▶ _MATERIAL FOR THIS EXERCISE_

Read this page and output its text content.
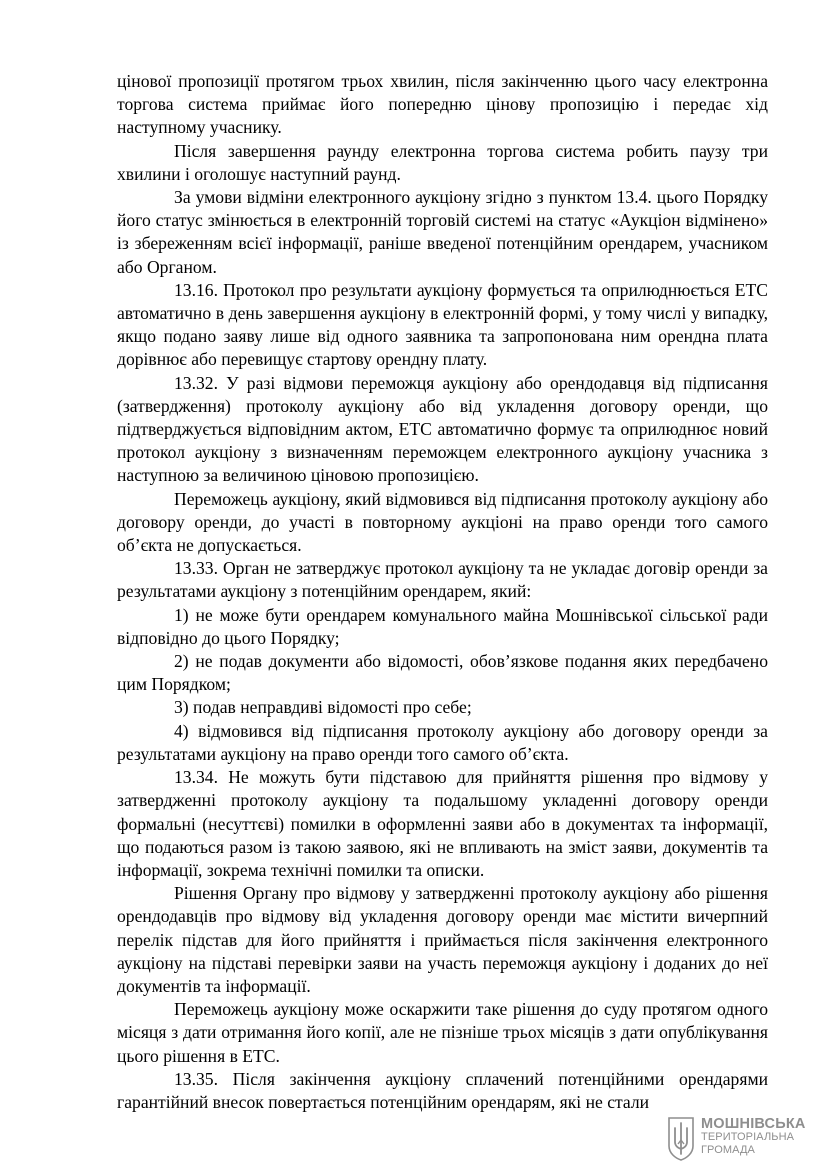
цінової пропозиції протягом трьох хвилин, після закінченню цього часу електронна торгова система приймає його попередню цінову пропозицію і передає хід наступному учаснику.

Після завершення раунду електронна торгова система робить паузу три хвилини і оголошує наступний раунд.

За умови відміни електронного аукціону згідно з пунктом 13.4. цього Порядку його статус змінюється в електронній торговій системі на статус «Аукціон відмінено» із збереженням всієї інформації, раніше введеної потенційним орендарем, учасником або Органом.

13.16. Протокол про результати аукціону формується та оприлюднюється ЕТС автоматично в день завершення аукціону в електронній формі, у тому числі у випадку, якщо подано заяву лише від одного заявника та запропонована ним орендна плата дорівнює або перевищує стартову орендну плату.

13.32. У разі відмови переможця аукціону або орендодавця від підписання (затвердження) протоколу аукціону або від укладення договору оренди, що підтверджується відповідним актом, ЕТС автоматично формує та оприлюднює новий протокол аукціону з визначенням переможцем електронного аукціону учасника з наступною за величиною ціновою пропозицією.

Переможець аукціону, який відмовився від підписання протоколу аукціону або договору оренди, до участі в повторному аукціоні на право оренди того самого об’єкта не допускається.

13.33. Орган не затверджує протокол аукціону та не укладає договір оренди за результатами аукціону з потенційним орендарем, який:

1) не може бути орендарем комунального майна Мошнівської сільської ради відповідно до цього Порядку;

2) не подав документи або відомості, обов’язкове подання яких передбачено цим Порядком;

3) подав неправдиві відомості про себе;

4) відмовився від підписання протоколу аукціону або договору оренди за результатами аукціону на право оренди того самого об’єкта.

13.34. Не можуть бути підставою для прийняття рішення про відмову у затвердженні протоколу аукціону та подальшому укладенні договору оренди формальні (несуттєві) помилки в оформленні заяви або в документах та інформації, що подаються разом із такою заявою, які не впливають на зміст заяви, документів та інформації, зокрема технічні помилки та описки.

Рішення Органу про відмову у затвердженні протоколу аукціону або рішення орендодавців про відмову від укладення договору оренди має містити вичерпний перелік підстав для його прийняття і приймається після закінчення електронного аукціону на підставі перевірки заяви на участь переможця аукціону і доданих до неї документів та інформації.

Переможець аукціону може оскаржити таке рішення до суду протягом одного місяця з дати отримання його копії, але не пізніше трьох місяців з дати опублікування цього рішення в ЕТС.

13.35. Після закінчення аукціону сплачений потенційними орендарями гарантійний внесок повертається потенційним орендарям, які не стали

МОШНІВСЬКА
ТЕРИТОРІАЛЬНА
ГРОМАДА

---

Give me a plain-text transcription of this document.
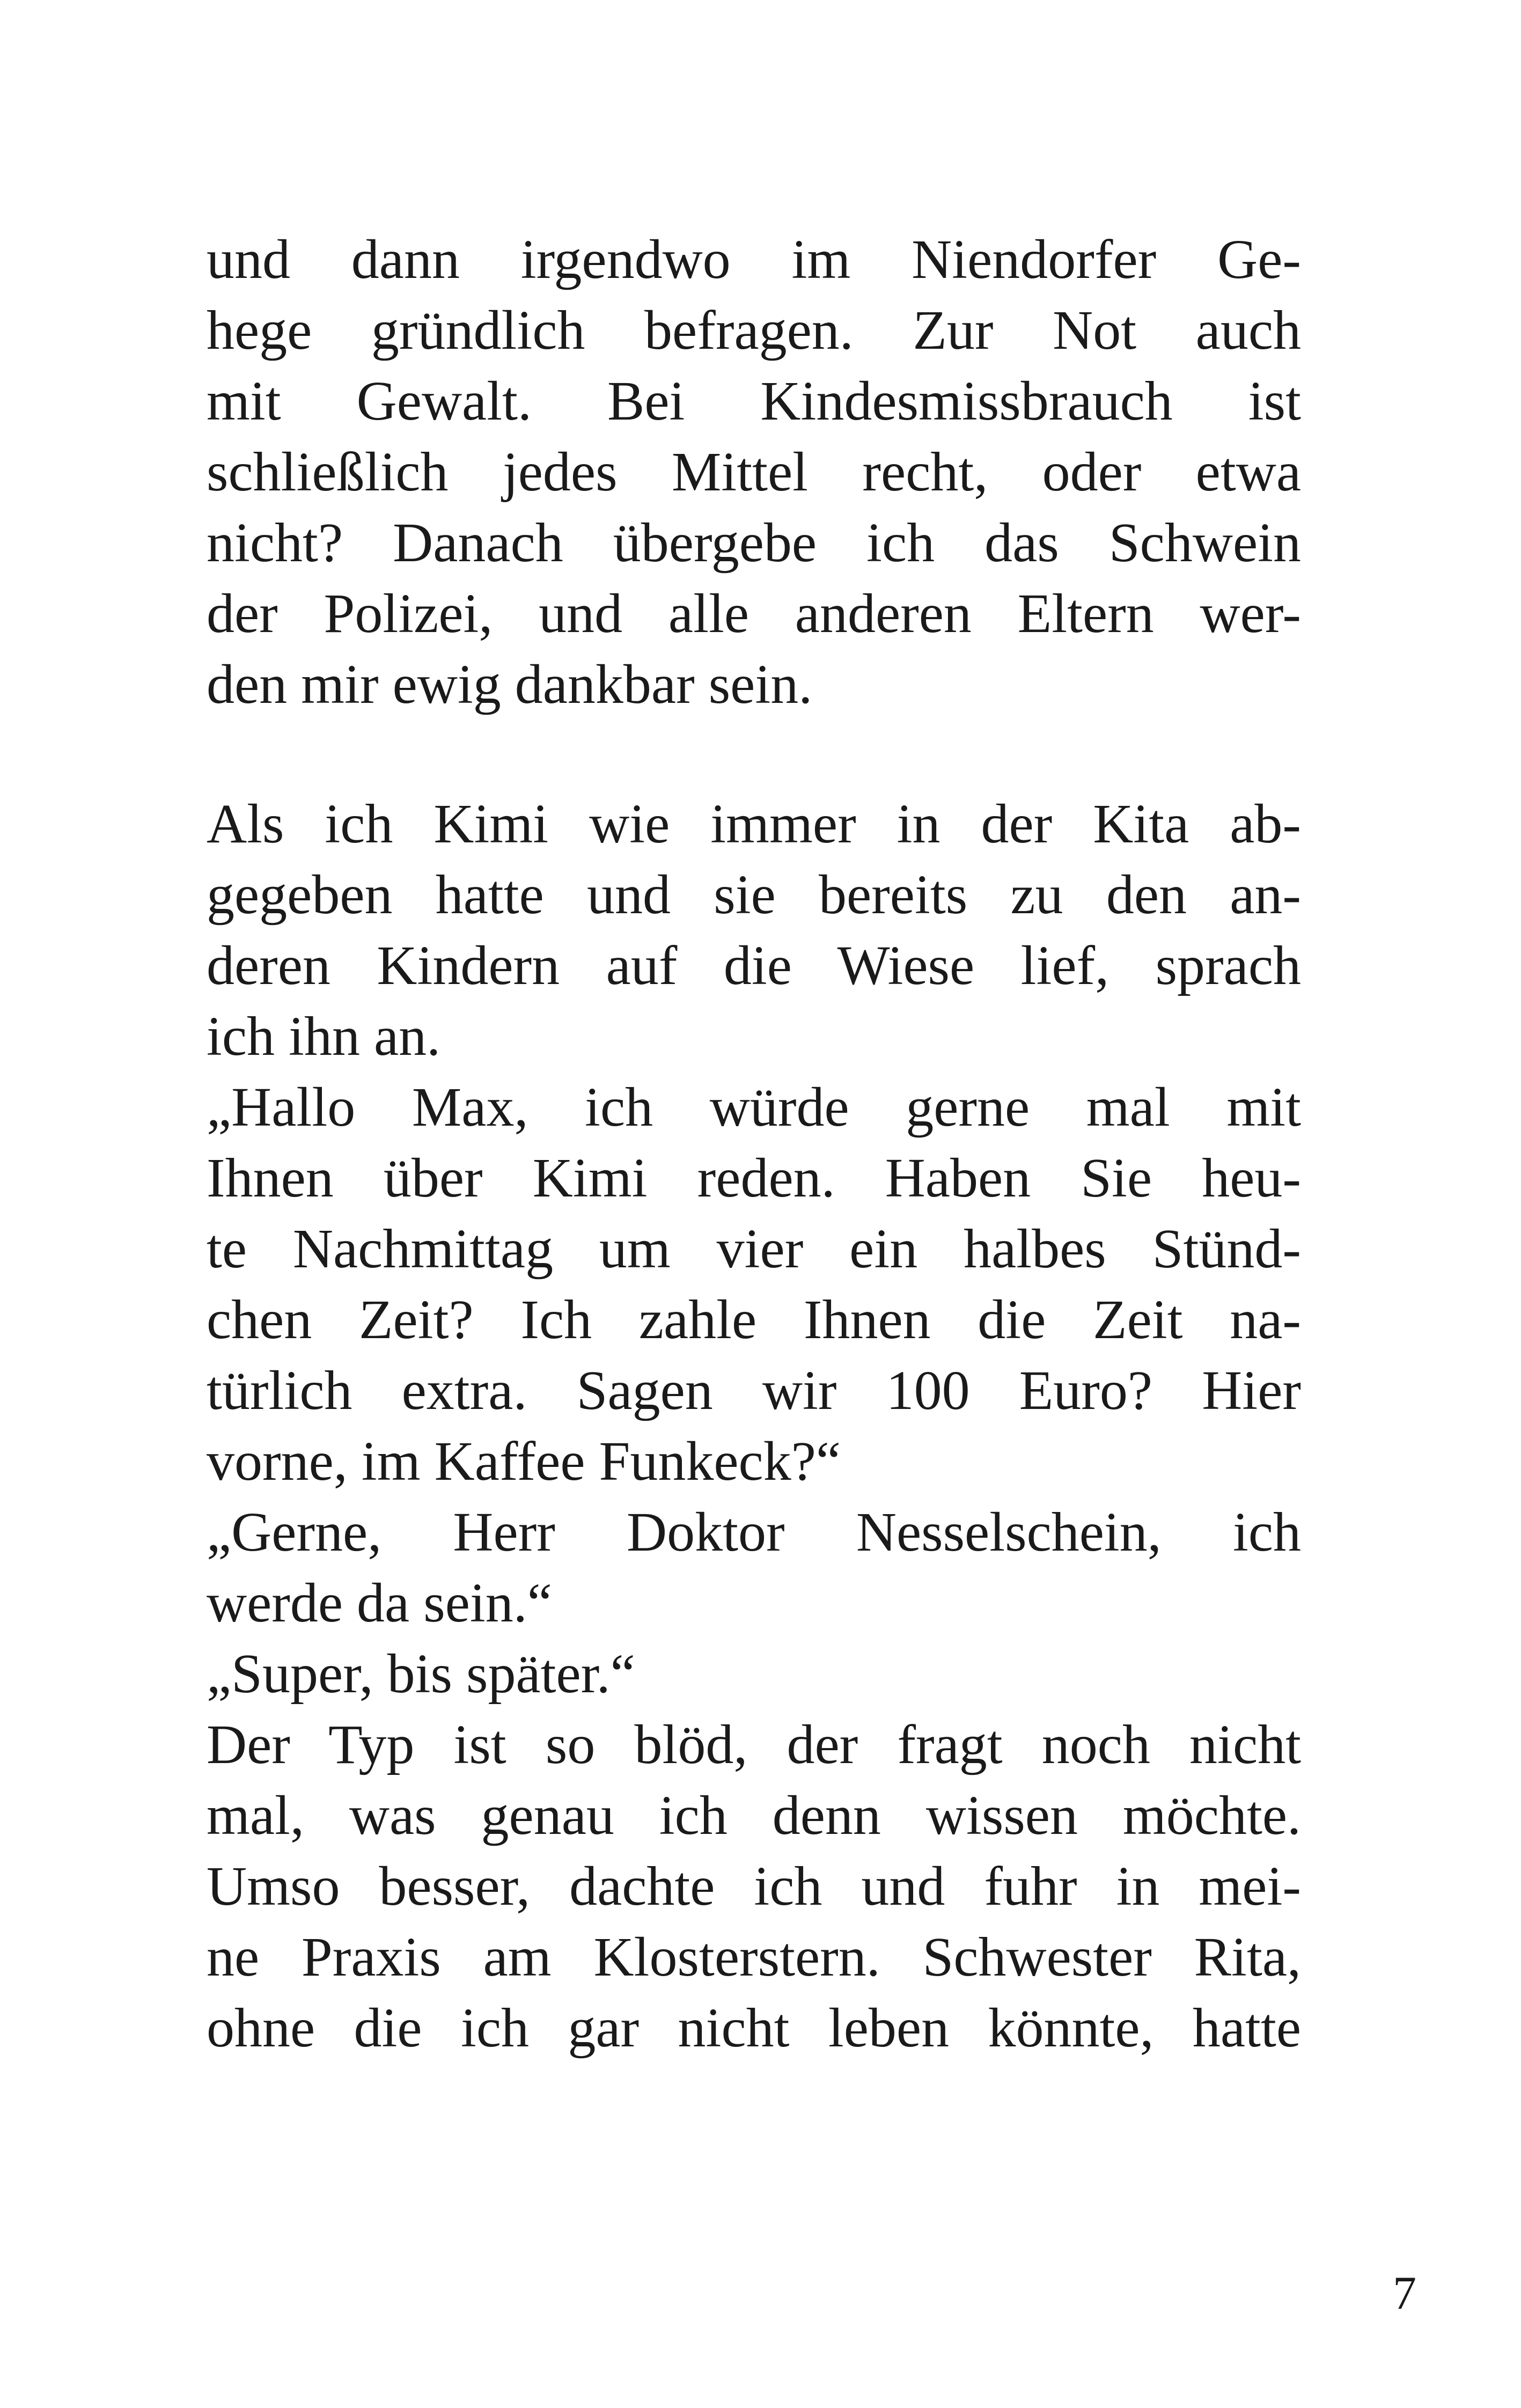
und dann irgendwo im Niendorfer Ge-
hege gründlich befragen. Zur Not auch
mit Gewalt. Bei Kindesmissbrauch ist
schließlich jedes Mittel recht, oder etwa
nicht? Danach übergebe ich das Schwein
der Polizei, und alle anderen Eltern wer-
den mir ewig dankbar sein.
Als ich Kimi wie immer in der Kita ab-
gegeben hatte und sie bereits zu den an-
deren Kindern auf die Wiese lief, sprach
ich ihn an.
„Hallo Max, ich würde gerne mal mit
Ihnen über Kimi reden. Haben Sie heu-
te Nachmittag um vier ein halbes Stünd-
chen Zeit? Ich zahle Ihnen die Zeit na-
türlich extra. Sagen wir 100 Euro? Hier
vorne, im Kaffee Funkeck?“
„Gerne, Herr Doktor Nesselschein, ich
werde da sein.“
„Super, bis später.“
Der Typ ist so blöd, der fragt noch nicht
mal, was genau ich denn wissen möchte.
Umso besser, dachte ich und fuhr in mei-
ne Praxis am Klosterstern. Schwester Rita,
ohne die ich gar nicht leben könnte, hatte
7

▶ _EXERCISE BRIEF_
Copy each line above where the string "затвердженні" occurs.

▶ _WRITTEN SOLUTION_
13.34. Не можуть бути підставою для прийняття рішення про відмову у затвердженні протоколу аукціону та подальшому укладенні договору оренди формальні (несуттєві) помилки в оформленні заяви або в документах та інформації, що подаються разом із такою заявою, які не впливають на зміст заяви, документів та інформації, зокрема технічні помилки та описки.
Рішення Органу про відмову у затвердженні протоколу аукціону або рішення орендодавців про відмову від укладення договору оренди має містити вичерпний перелік підстав для його прийняття і приймається після закінчення електронного аукціону на підставі перевірки заяви на участь переможця аукціону і доданих до неї документів та інформації.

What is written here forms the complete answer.